== TASK REQUIREMENTS ==
Search the entries for the word "mermelada" and pull out each line that has it.

== GIVEN INFORMATION ==
"""

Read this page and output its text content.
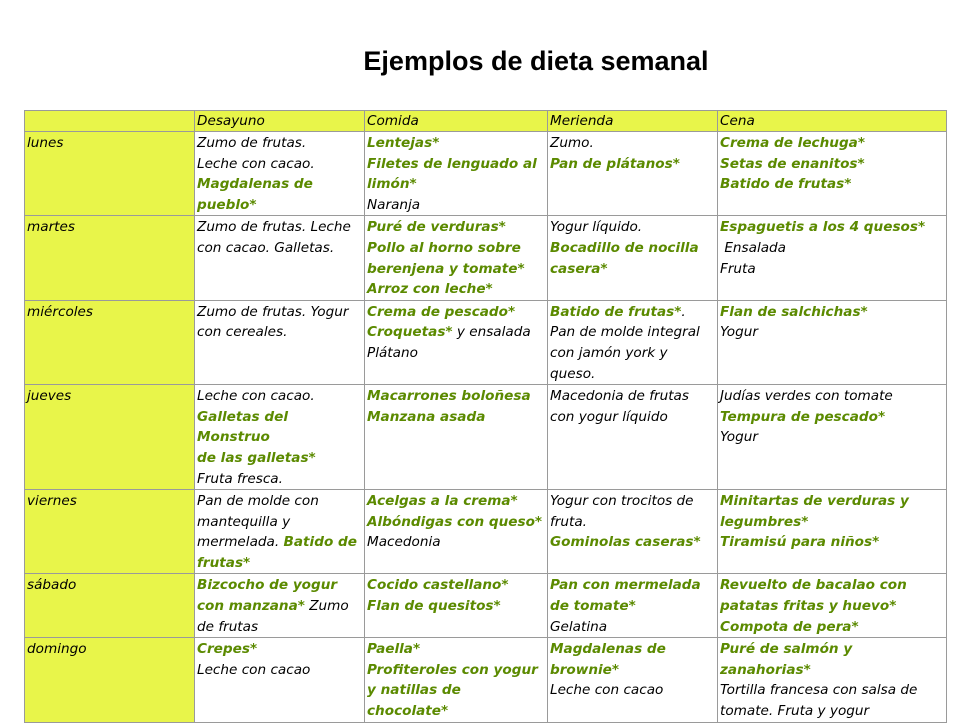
Ejemplos de dieta semanal
	Desayuno	Comida	Merienda	Cena
lunes	Zumo de frutas.
Leche con cacao.
Magdalenas de
pueblo*	Lentejas*
Filetes de lenguado al
limón*
Naranja	Zumo.
Pan de plátanos*	Crema de lechuga*
Setas de enanitos*
Batido de frutas*

martes	Zumo de frutas. Leche
con cacao. Galletas.	Puré de verduras*
Pollo al horno sobre
berenjena y tomate*
Arroz con leche*	Yogur líquido.
Bocadillo de nocilla
casera*	Espaguetis a los 4 quesos*
Ensalada
Fruta

miércoles	Zumo de frutas. Yogur
con cereales.	Crema de pescado*
Croquetas* y ensalada
Plátano	Batido de frutas*.
Pan de molde integral
con jamón york y
queso.	Flan de salchichas*
Yogur

jueves	Leche con cacao.
Galletas del Monstruo
de las galletas*
Fruta fresca.	Macarrones boloñesa
Manzana asada	Macedonia de frutas
con yogur líquido	Judías verdes con tomate
Tempura de pescado*
Yogur

viernes	Pan de molde con
mantequilla y
mermelada. Batido de
frutas*	Acelgas a la crema*
Albóndigas con queso*
Macedonia	Yogur con trocitos de
fruta.
Gominolas caseras*	Minitartas de verduras y
legumbres*
Tiramisú para niños*

sábado	Bizcocho de yogur
con manzana* Zumo
de frutas	Cocido castellano*
Flan de quesitos*	Pan con mermelada
de tomate*
Gelatina	Revuelto de bacalao con
patatas fritas y huevo*
Compota de pera*

domingo	Crepes*
Leche con cacao	Paella*
Profiteroles con yogur
y natillas de chocolate*	Magdalenas de
brownie*
Leche con cacao	Puré de salmón y zanahorias*
Tortilla francesa con salsa de
tomate. Fruta y yogur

"""

== WRITTEN ANSWER ==
mermelada. Batido de
Flan de quesitos*	Pan con mermelada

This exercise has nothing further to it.